_EXERCISE_
Your task is to print every entry below exactly as given.

_GIVEN DATA_
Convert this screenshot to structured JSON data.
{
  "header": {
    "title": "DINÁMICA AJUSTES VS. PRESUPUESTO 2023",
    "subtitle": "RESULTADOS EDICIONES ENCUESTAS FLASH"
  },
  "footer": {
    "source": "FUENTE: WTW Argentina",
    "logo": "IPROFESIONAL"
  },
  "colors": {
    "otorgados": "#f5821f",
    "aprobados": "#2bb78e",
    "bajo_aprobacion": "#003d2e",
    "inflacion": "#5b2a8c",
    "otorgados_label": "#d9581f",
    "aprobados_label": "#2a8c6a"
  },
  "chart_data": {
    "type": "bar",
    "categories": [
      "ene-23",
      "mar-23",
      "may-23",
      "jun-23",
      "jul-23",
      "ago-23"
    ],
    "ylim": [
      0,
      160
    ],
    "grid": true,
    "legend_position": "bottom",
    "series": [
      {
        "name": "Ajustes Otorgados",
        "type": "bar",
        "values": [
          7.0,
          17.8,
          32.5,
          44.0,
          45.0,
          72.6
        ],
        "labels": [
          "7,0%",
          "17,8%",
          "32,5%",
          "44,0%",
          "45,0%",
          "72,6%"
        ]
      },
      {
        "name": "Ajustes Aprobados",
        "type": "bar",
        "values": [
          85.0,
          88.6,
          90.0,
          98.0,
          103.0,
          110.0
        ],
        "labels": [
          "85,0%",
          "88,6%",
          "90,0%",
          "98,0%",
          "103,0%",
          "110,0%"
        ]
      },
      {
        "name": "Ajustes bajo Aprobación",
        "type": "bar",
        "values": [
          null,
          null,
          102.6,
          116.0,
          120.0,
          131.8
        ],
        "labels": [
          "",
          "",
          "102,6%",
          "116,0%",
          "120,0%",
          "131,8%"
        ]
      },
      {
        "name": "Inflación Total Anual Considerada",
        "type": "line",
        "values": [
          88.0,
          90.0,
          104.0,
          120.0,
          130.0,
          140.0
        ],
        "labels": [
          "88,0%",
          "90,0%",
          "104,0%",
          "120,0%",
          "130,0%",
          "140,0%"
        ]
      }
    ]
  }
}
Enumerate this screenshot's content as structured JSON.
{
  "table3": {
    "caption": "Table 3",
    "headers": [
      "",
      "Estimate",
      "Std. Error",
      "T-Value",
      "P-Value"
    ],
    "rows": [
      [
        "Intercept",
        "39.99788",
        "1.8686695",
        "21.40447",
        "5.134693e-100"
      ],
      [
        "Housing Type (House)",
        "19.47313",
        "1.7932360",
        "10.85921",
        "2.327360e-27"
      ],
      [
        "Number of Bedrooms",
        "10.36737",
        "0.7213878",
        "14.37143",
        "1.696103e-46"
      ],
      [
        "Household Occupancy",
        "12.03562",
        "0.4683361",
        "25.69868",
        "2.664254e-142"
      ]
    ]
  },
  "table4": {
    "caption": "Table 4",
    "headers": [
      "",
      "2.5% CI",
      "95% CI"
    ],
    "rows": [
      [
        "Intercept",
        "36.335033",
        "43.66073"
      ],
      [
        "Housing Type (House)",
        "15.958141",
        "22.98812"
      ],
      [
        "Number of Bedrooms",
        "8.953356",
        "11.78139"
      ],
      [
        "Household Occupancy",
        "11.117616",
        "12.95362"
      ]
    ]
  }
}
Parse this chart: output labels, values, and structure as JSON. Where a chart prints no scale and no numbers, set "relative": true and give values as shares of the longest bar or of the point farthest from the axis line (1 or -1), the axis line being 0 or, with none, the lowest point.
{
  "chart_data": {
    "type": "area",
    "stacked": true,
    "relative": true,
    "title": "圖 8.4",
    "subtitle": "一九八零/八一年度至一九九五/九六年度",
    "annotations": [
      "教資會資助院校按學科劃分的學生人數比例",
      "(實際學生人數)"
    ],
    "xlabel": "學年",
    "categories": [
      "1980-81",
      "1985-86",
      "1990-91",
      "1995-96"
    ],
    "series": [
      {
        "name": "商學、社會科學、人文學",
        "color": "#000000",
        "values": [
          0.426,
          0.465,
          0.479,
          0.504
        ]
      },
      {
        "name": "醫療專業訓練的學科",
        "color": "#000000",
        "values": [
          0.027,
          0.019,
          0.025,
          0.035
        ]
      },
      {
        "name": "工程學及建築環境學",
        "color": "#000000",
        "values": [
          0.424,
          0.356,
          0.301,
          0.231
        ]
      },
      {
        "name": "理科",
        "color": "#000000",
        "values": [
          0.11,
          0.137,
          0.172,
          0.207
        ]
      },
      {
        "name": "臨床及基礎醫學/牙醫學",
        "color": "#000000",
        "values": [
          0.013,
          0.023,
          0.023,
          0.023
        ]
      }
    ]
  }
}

_OUTPUT OF THE TASK_
Convert this screenshot to structured JSON data.
{
  "header": {
    "title": "DINÁMICA AJUSTES VS. PRESUPUESTO 2023",
    "subtitle": "RESULTADOS EDICIONES ENCUESTAS FLASH"
  },
  "footer": {
    "source": "FUENTE: WTW Argentina",
    "logo": "IPROFESIONAL"
  },
  "colors": {
    "otorgados": "#f5821f",
    "aprobados": "#2bb78e",
    "bajo_aprobacion": "#003d2e",
    "inflacion": "#5b2a8c",
    "otorgados_label": "#d9581f",
    "aprobados_label": "#2a8c6a"
  },
  "chart_data": {
    "type": "bar",
    "categories": [
      "ene-23",
      "mar-23",
      "may-23",
      "jun-23",
      "jul-23",
      "ago-23"
    ],
    "ylim": [
      0,
      160
    ],
    "grid": true,
    "legend_position": "bottom",
    "series": [
      {
        "name": "Ajustes Otorgados",
        "type": "bar",
        "values": [
          7.0,
          17.8,
          32.5,
          44.0,
          45.0,
          72.6
        ],
        "labels": [
          "7,0%",
          "17,8%",
          "32,5%",
          "44,0%",
          "45,0%",
          "72,6%"
        ]
      },
      {
        "name": "Ajustes Aprobados",
        "type": "bar",
        "values": [
          85.0,
          88.6,
          90.0,
          98.0,
          103.0,
          110.0
        ],
        "labels": [
          "85,0%",
          "88,6%",
          "90,0%",
          "98,0%",
          "103,0%",
          "110,0%"
        ]
      },
      {
        "name": "Ajustes bajo Aprobación",
        "type": "bar",
        "values": [
          null,
          null,
          102.6,
          116.0,
          120.0,
          131.8
        ],
        "labels": [
          "",
          "",
          "102,6%",
          "116,0%",
          "120,0%",
          "131,8%"
        ]
      },
      {
        "name": "Inflación Total Anual Considerada",
        "type": "line",
        "values": [
          88.0,
          90.0,
          104.0,
          120.0,
          130.0,
          140.0
        ],
        "labels": [
          "88,0%",
          "90,0%",
          "104,0%",
          "120,0%",
          "130,0%",
          "140,0%"
        ]
      }
    ]
  }
}
Enumerate this screenshot's content as structured JSON.
{
  "table3": {
    "caption": "Table 3",
    "headers": [
      "",
      "Estimate",
      "Std. Error",
      "T-Value",
      "P-Value"
    ],
    "rows": [
      [
        "Intercept",
        "39.99788",
        "1.8686695",
        "21.40447",
        "5.134693e-100"
      ],
      [
        "Housing Type (House)",
        "19.47313",
        "1.7932360",
        "10.85921",
        "2.327360e-27"
      ],
      [
        "Number of Bedrooms",
        "10.36737",
        "0.7213878",
        "14.37143",
        "1.696103e-46"
      ],
      [
        "Household Occupancy",
        "12.03562",
        "0.4683361",
        "25.69868",
        "2.664254e-142"
      ]
    ]
  },
  "table4": {
    "caption": "Table 4",
    "headers": [
      "",
      "2.5% CI",
      "95% CI"
    ],
    "rows": [
      [
        "Intercept",
        "36.335033",
        "43.66073"
      ],
      [
        "Housing Type (House)",
        "15.958141",
        "22.98812"
      ],
      [
        "Number of Bedrooms",
        "8.953356",
        "11.78139"
      ],
      [
        "Household Occupancy",
        "11.117616",
        "12.95362"
      ]
    ]
  }
}
Parse this chart: output labels, values, and structure as JSON. Where a chart prints no scale and no numbers, set "relative": true and give values as shares of the longest bar or of the point farthest from the axis line (1 or -1), the axis line being 0 or, with none, the lowest point.
{
  "chart_data": {
    "type": "area",
    "stacked": true,
    "relative": true,
    "title": "圖 8.4",
    "subtitle": "一九八零/八一年度至一九九五/九六年度",
    "annotations": [
      "教資會資助院校按學科劃分的學生人數比例",
      "(實際學生人數)"
    ],
    "xlabel": "學年",
    "categories": [
      "1980-81",
      "1985-86",
      "1990-91",
      "1995-96"
    ],
    "series": [
      {
        "name": "商學、社會科學、人文學",
        "color": "#000000",
        "values": [
          0.426,
          0.465,
          0.479,
          0.504
        ]
      },
      {
        "name": "醫療專業訓練的學科",
        "color": "#000000",
        "values": [
          0.027,
          0.019,
          0.025,
          0.035
        ]
      },
      {
        "name": "工程學及建築環境學",
        "color": "#000000",
        "values": [
          0.424,
          0.356,
          0.301,
          0.231
        ]
      },
      {
        "name": "理科",
        "color": "#000000",
        "values": [
          0.11,
          0.137,
          0.172,
          0.207
        ]
      },
      {
        "name": "臨床及基礎醫學/牙醫學",
        "color": "#000000",
        "values": [
          0.013,
          0.023,
          0.023,
          0.023
        ]
      }
    ]
  }
}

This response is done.